#### WHAT YOU ARE ASKED TO DO:
Can you pull out each line of the data below that includes the word "close"?

#### RECORDS TO USE:
▼▼▼
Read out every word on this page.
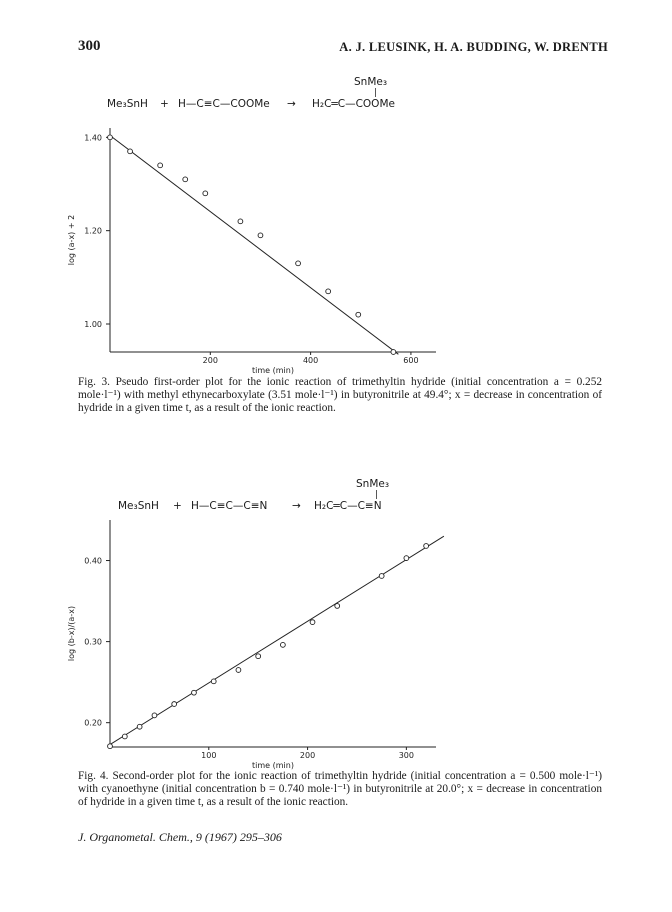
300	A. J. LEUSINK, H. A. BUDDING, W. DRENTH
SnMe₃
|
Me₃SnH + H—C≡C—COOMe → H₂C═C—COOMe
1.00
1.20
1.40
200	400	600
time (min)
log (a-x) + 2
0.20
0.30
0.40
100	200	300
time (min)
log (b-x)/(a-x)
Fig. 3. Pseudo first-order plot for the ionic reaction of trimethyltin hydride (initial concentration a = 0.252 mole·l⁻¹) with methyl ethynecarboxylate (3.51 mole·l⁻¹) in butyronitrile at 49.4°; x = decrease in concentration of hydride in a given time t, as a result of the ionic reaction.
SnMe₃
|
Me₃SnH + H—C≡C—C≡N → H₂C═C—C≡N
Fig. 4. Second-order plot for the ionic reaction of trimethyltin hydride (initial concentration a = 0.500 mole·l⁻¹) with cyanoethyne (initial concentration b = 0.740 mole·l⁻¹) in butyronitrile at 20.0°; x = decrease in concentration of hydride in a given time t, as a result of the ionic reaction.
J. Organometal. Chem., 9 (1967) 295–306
▲▲▲
▼▼▼
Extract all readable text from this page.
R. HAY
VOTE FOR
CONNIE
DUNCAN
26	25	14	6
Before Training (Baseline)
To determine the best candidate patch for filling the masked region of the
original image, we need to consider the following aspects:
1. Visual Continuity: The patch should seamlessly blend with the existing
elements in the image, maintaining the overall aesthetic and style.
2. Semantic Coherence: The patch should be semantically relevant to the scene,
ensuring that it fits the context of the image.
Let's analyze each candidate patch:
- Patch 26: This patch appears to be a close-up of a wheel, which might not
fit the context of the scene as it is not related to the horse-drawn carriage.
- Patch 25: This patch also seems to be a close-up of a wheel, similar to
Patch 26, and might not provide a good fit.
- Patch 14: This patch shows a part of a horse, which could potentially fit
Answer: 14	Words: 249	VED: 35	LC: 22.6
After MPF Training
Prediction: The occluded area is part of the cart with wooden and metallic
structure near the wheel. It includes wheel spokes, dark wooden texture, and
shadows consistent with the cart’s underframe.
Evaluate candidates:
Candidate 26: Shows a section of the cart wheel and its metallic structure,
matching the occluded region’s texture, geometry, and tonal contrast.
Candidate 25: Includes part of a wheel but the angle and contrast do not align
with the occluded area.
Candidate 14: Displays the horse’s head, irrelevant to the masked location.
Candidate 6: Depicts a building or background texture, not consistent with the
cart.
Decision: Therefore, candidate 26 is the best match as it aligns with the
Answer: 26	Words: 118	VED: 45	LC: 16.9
▲▲▲
#### EXERCISE SOLUTION:
- Patch 26: This patch appears to be a close-up of a wheel, which might not
- Patch 25: This patch also seems to be a close-up of a wheel, similar to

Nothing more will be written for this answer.